EXERCISE INSTRUCTIONS: Only a number is expected here: the count of lines in this data where "image" occurs.

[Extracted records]
○ ○ ○
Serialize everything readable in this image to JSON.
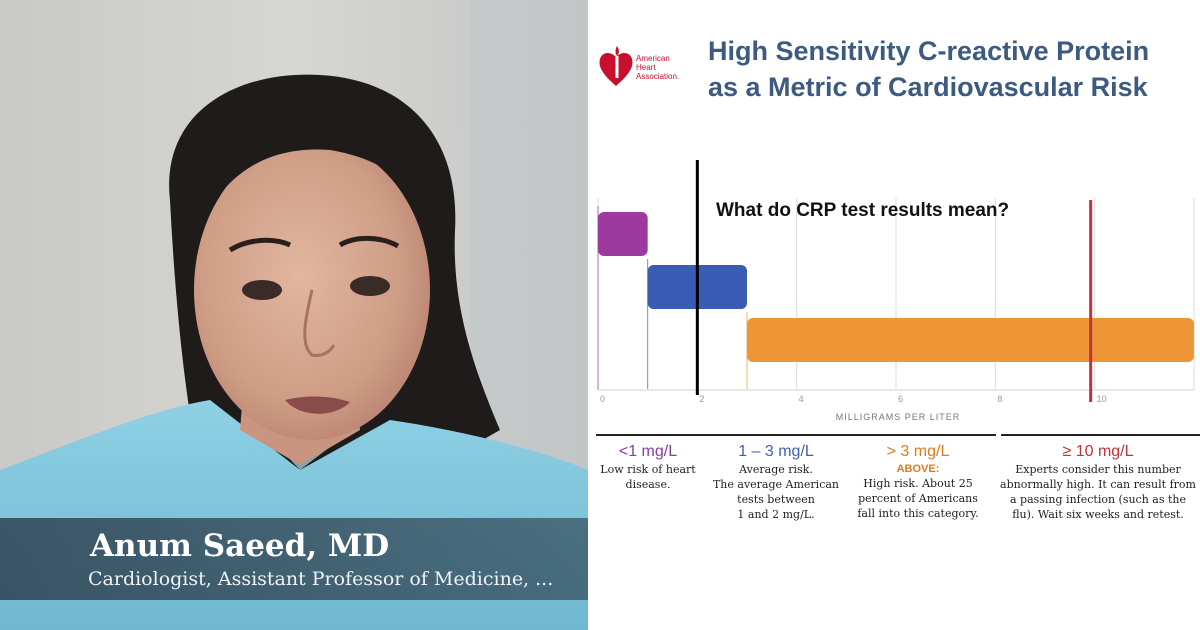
{
  "video": {
    "speaker_name": "Anum Saeed, MD",
    "speaker_title": "Cardiologist, Assistant Professor of Medicine, ..."
  },
  "slide": {
    "logo_lines": [
      "American",
      "Heart",
      "Association."
    ],
    "title_lines": [
      "High Sensitivity C-reactive Protein",
      "as a Metric of Cardiovascular Risk"
    ],
    "question": "What do CRP test results mean?",
    "legend": [
      {
        "heading": "<1 mg/L",
        "color": "#8b3aa6",
        "above_label": "",
        "lines": [
          "Low risk of heart",
          "disease."
        ]
      },
      {
        "heading": "1 – 3 mg/L",
        "color": "#3f5fb5",
        "above_label": "",
        "lines": [
          "Average risk.",
          "The average American",
          "tests between",
          "1 and 2 mg/L."
        ]
      },
      {
        "heading": "> 3 mg/L",
        "color": "#e07a1f",
        "above_label": "ABOVE:",
        "lines": [
          "High risk. About 25",
          "percent of Americans",
          "fall into this category."
        ]
      },
      {
        "heading": "≥ 10 mg/L",
        "color": "#c0323c",
        "above_label": "",
        "lines": [
          "Experts consider this number",
          "abnormally high. It can result from",
          "a passing infection (such as the",
          "flu). Wait six weeks and retest."
        ]
      }
    ]
  },
  "chart_data": {
    "type": "bar",
    "title": "",
    "xlabel": "MILLIGRAMS PER LITER",
    "ylabel": "",
    "xlim": [
      0,
      12
    ],
    "x_ticks": [
      "0",
      "2",
      "4",
      "6",
      "8",
      "10"
    ],
    "tick_values": [
      0,
      2,
      4,
      6,
      8,
      10
    ],
    "bars": [
      {
        "label": "<1 mg/L",
        "start": 0,
        "end": 1,
        "color": "#9e3a9f"
      },
      {
        "label": "1 – 3 mg/L",
        "start": 1,
        "end": 3,
        "color": "#3a5cb4"
      },
      {
        "label": "> 3 mg/L",
        "start": 3,
        "end": 12,
        "color": "#ee9636"
      }
    ],
    "reference_lines": [
      {
        "value": 2,
        "color": "#000000"
      },
      {
        "value": 10,
        "color": "#c0323c"
      }
    ],
    "grid": true
  },
  "colors": {
    "title": "#3d5a80",
    "aha_red": "#c8102e"
  }
}
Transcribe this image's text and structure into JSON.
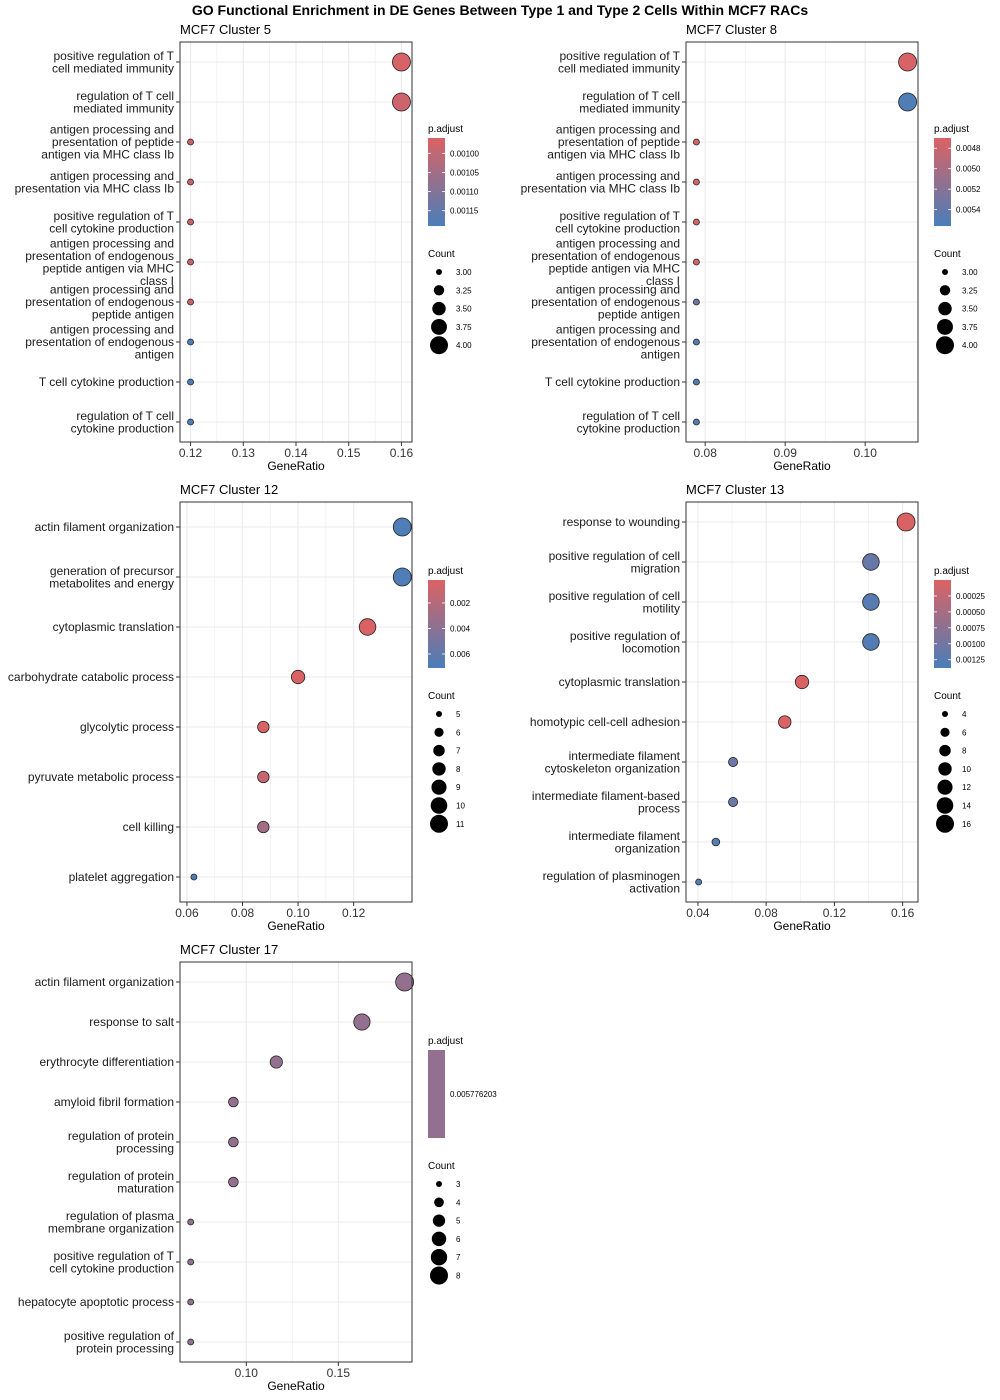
{
  "title": "GO Functional Enrichment in DE Genes Between Type 1 and Type 2 Cells Within MCF7 RACs",
  "colors": {
    "high_p": "#4A7EB9",
    "low_p": "#DB6264",
    "panel_border": "#333333",
    "grid": "#EBEBEB"
  },
  "chart_data": [
    {
      "type": "scatter",
      "title": "MCF7 Cluster 5",
      "xlabel": "GeneRatio",
      "xlim": [
        0.118,
        0.162
      ],
      "xticks": [
        0.12,
        0.13,
        0.14,
        0.15,
        0.16
      ],
      "xtick_labels": [
        "0.12",
        "0.13",
        "0.14",
        "0.15",
        "0.16"
      ],
      "terms": [
        {
          "label": [
            "positive regulation of T",
            "cell mediated immunity"
          ],
          "gene_ratio": 0.16,
          "count": 4,
          "p_adjust": 0.00097
        },
        {
          "label": [
            "regulation of T cell",
            "mediated immunity"
          ],
          "gene_ratio": 0.16,
          "count": 4,
          "p_adjust": 0.00098
        },
        {
          "label": [
            "antigen processing and",
            "presentation of peptide",
            "antigen via MHC class Ib"
          ],
          "gene_ratio": 0.12,
          "count": 3,
          "p_adjust": 0.00098
        },
        {
          "label": [
            "antigen processing and",
            "presentation via MHC class Ib"
          ],
          "gene_ratio": 0.12,
          "count": 3,
          "p_adjust": 0.00098
        },
        {
          "label": [
            "positive regulation of T",
            "cell cytokine production"
          ],
          "gene_ratio": 0.12,
          "count": 3,
          "p_adjust": 0.00098
        },
        {
          "label": [
            "antigen processing and",
            "presentation of endogenous",
            "peptide antigen via MHC",
            "class I"
          ],
          "gene_ratio": 0.12,
          "count": 3,
          "p_adjust": 0.00098
        },
        {
          "label": [
            "antigen processing and",
            "presentation of endogenous",
            "peptide antigen"
          ],
          "gene_ratio": 0.12,
          "count": 3,
          "p_adjust": 0.00098
        },
        {
          "label": [
            "antigen processing and",
            "presentation of endogenous",
            "antigen"
          ],
          "gene_ratio": 0.12,
          "count": 3,
          "p_adjust": 0.00118
        },
        {
          "label": [
            "T cell cytokine production"
          ],
          "gene_ratio": 0.12,
          "count": 3,
          "p_adjust": 0.00118
        },
        {
          "label": [
            "regulation of T cell",
            "cytokine production"
          ],
          "gene_ratio": 0.12,
          "count": 3,
          "p_adjust": 0.00118
        }
      ],
      "color_legend": {
        "title": "p.adjust",
        "min": 0.00096,
        "max": 0.00119,
        "ticks": [
          0.001,
          0.00105,
          0.0011,
          0.00115
        ],
        "tick_labels": [
          "0.00100",
          "0.00105",
          "0.00110",
          "0.00115"
        ]
      },
      "size_legend": {
        "title": "Count",
        "min": 3,
        "max": 4,
        "values": [
          3,
          3.25,
          3.5,
          3.75,
          4
        ],
        "labels": [
          "3.00",
          "3.25",
          "3.50",
          "3.75",
          "4.00"
        ]
      }
    },
    {
      "type": "scatter",
      "title": "MCF7 Cluster 8",
      "xlabel": "GeneRatio",
      "xlim": [
        0.0776,
        0.1066
      ],
      "xticks": [
        0.08,
        0.09,
        0.1
      ],
      "xtick_labels": [
        "0.08",
        "0.09",
        "0.10"
      ],
      "terms": [
        {
          "label": [
            "positive regulation of T",
            "cell mediated immunity"
          ],
          "gene_ratio": 0.1053,
          "count": 4,
          "p_adjust": 0.00473
        },
        {
          "label": [
            "regulation of T cell",
            "mediated immunity"
          ],
          "gene_ratio": 0.1053,
          "count": 4,
          "p_adjust": 0.00553
        },
        {
          "label": [
            "antigen processing and",
            "presentation of peptide",
            "antigen via MHC class Ib"
          ],
          "gene_ratio": 0.0789,
          "count": 3,
          "p_adjust": 0.00473
        },
        {
          "label": [
            "antigen processing and",
            "presentation via MHC class Ib"
          ],
          "gene_ratio": 0.0789,
          "count": 3,
          "p_adjust": 0.00473
        },
        {
          "label": [
            "positive regulation of T",
            "cell cytokine production"
          ],
          "gene_ratio": 0.0789,
          "count": 3,
          "p_adjust": 0.00473
        },
        {
          "label": [
            "antigen processing and",
            "presentation of endogenous",
            "peptide antigen via MHC",
            "class I"
          ],
          "gene_ratio": 0.0789,
          "count": 3,
          "p_adjust": 0.00473
        },
        {
          "label": [
            "antigen processing and",
            "presentation of endogenous",
            "peptide antigen"
          ],
          "gene_ratio": 0.0789,
          "count": 3,
          "p_adjust": 0.00535
        },
        {
          "label": [
            "antigen processing and",
            "presentation of endogenous",
            "antigen"
          ],
          "gene_ratio": 0.0789,
          "count": 3,
          "p_adjust": 0.00553
        },
        {
          "label": [
            "T cell cytokine production"
          ],
          "gene_ratio": 0.0789,
          "count": 3,
          "p_adjust": 0.00553
        },
        {
          "label": [
            "regulation of T cell",
            "cytokine production"
          ],
          "gene_ratio": 0.0789,
          "count": 3,
          "p_adjust": 0.00553
        }
      ],
      "color_legend": {
        "title": "p.adjust",
        "min": 0.0047,
        "max": 0.00556,
        "ticks": [
          0.0048,
          0.005,
          0.0052,
          0.0054
        ],
        "tick_labels": [
          "0.0048",
          "0.0050",
          "0.0052",
          "0.0054"
        ]
      },
      "size_legend": {
        "title": "Count",
        "min": 3,
        "max": 4,
        "values": [
          3,
          3.25,
          3.5,
          3.75,
          4
        ],
        "labels": [
          "3.00",
          "3.25",
          "3.50",
          "3.75",
          "4.00"
        ]
      }
    },
    {
      "type": "scatter",
      "title": "MCF7 Cluster 12",
      "xlabel": "GeneRatio",
      "xlim": [
        0.0575,
        0.141
      ],
      "xticks": [
        0.06,
        0.08,
        0.1,
        0.12
      ],
      "xtick_labels": [
        "0.06",
        "0.08",
        "0.10",
        "0.12"
      ],
      "terms": [
        {
          "label": [
            "actin filament organization"
          ],
          "gene_ratio": 0.1375,
          "count": 11,
          "p_adjust": 0.0069
        },
        {
          "label": [
            "generation of precursor",
            "metabolites and energy"
          ],
          "gene_ratio": 0.1375,
          "count": 11,
          "p_adjust": 0.0069
        },
        {
          "label": [
            "cytoplasmic translation"
          ],
          "gene_ratio": 0.125,
          "count": 10,
          "p_adjust": 0.0003
        },
        {
          "label": [
            "carbohydrate catabolic process"
          ],
          "gene_ratio": 0.1,
          "count": 8,
          "p_adjust": 0.0003
        },
        {
          "label": [
            "glycolytic process"
          ],
          "gene_ratio": 0.0875,
          "count": 7,
          "p_adjust": 0.0003
        },
        {
          "label": [
            "pyruvate metabolic process"
          ],
          "gene_ratio": 0.0875,
          "count": 7,
          "p_adjust": 0.0012
        },
        {
          "label": [
            "cell killing"
          ],
          "gene_ratio": 0.0875,
          "count": 7,
          "p_adjust": 0.0029
        },
        {
          "label": [
            "platelet aggregation"
          ],
          "gene_ratio": 0.0625,
          "count": 5,
          "p_adjust": 0.0069
        }
      ],
      "color_legend": {
        "title": "p.adjust",
        "min": 0.0002,
        "max": 0.0071,
        "ticks": [
          0.002,
          0.004,
          0.006
        ],
        "tick_labels": [
          "0.002",
          "0.004",
          "0.006"
        ]
      },
      "size_legend": {
        "title": "Count",
        "min": 5,
        "max": 11,
        "values": [
          5,
          6,
          7,
          8,
          9,
          10,
          11
        ],
        "labels": [
          "5",
          "6",
          "7",
          "8",
          "9",
          "10",
          "11"
        ]
      }
    },
    {
      "type": "scatter",
      "title": "MCF7 Cluster 13",
      "xlabel": "GeneRatio",
      "xlim": [
        0.033,
        0.169
      ],
      "xticks": [
        0.04,
        0.08,
        0.12,
        0.16
      ],
      "xtick_labels": [
        "0.04",
        "0.08",
        "0.12",
        "0.16"
      ],
      "terms": [
        {
          "label": [
            "response to wounding"
          ],
          "gene_ratio": 0.162,
          "count": 16,
          "p_adjust": 2e-05
        },
        {
          "label": [
            "positive regulation of cell",
            "migration"
          ],
          "gene_ratio": 0.1414,
          "count": 14,
          "p_adjust": 0.0011
        },
        {
          "label": [
            "positive regulation of cell",
            "motility"
          ],
          "gene_ratio": 0.1414,
          "count": 14,
          "p_adjust": 0.00125
        },
        {
          "label": [
            "positive regulation of",
            "locomotion"
          ],
          "gene_ratio": 0.1414,
          "count": 14,
          "p_adjust": 0.0013
        },
        {
          "label": [
            "cytoplasmic translation"
          ],
          "gene_ratio": 0.101,
          "count": 10,
          "p_adjust": 2e-05
        },
        {
          "label": [
            "homotypic cell-cell adhesion"
          ],
          "gene_ratio": 0.0909,
          "count": 9,
          "p_adjust": 2e-05
        },
        {
          "label": [
            "intermediate filament",
            "cytoskeleton organization"
          ],
          "gene_ratio": 0.0606,
          "count": 6,
          "p_adjust": 0.00105
        },
        {
          "label": [
            "intermediate filament-based",
            "process"
          ],
          "gene_ratio": 0.0606,
          "count": 6,
          "p_adjust": 0.00105
        },
        {
          "label": [
            "intermediate filament",
            "organization"
          ],
          "gene_ratio": 0.0505,
          "count": 5,
          "p_adjust": 0.00125
        },
        {
          "label": [
            "regulation of plasminogen",
            "activation"
          ],
          "gene_ratio": 0.0404,
          "count": 4,
          "p_adjust": 0.0013
        }
      ],
      "color_legend": {
        "title": "p.adjust",
        "min": 0.0,
        "max": 0.00138,
        "ticks": [
          0.00025,
          0.0005,
          0.00075,
          0.001,
          0.00125
        ],
        "tick_labels": [
          "0.00025",
          "0.00050",
          "0.00075",
          "0.00100",
          "0.00125"
        ]
      },
      "size_legend": {
        "title": "Count",
        "min": 4,
        "max": 16,
        "values": [
          4,
          6,
          8,
          10,
          12,
          14,
          16
        ],
        "labels": [
          "4",
          "6",
          "8",
          "10",
          "12",
          "14",
          "16"
        ]
      }
    },
    {
      "type": "scatter",
      "title": "MCF7 Cluster 17",
      "xlabel": "GeneRatio",
      "xlim": [
        0.064,
        0.19
      ],
      "xticks": [
        0.1,
        0.15
      ],
      "xtick_labels": [
        "0.10",
        "0.15"
      ],
      "terms": [
        {
          "label": [
            "actin filament organization"
          ],
          "gene_ratio": 0.186,
          "count": 8,
          "p_adjust": 0.005776203
        },
        {
          "label": [
            "response to salt"
          ],
          "gene_ratio": 0.1628,
          "count": 7,
          "p_adjust": 0.005776203
        },
        {
          "label": [
            "erythrocyte differentiation"
          ],
          "gene_ratio": 0.1163,
          "count": 5,
          "p_adjust": 0.005776203
        },
        {
          "label": [
            "amyloid fibril formation"
          ],
          "gene_ratio": 0.093,
          "count": 4,
          "p_adjust": 0.005776203
        },
        {
          "label": [
            "regulation of protein",
            "processing"
          ],
          "gene_ratio": 0.093,
          "count": 4,
          "p_adjust": 0.005776203
        },
        {
          "label": [
            "regulation of protein",
            "maturation"
          ],
          "gene_ratio": 0.093,
          "count": 4,
          "p_adjust": 0.005776203
        },
        {
          "label": [
            "regulation of plasma",
            "membrane organization"
          ],
          "gene_ratio": 0.0698,
          "count": 3,
          "p_adjust": 0.005776203
        },
        {
          "label": [
            "positive regulation of T",
            "cell cytokine production"
          ],
          "gene_ratio": 0.0698,
          "count": 3,
          "p_adjust": 0.005776203
        },
        {
          "label": [
            "hepatocyte apoptotic process"
          ],
          "gene_ratio": 0.0698,
          "count": 3,
          "p_adjust": 0.005776203
        },
        {
          "label": [
            "positive regulation of",
            "protein processing"
          ],
          "gene_ratio": 0.0698,
          "count": 3,
          "p_adjust": 0.005776203
        }
      ],
      "color_legend": {
        "title": "p.adjust",
        "single": true,
        "value": 0.005776203,
        "tick_labels": [
          "0.005776203"
        ]
      },
      "size_legend": {
        "title": "Count",
        "min": 3,
        "max": 8,
        "values": [
          3,
          4,
          5,
          6,
          7,
          8
        ],
        "labels": [
          "3",
          "4",
          "5",
          "6",
          "7",
          "8"
        ]
      }
    }
  ]
}
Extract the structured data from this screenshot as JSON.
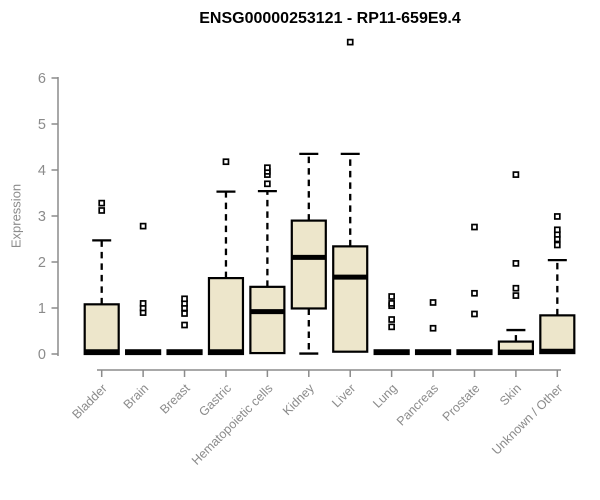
○ ○ ○
ANSWER BOX: 2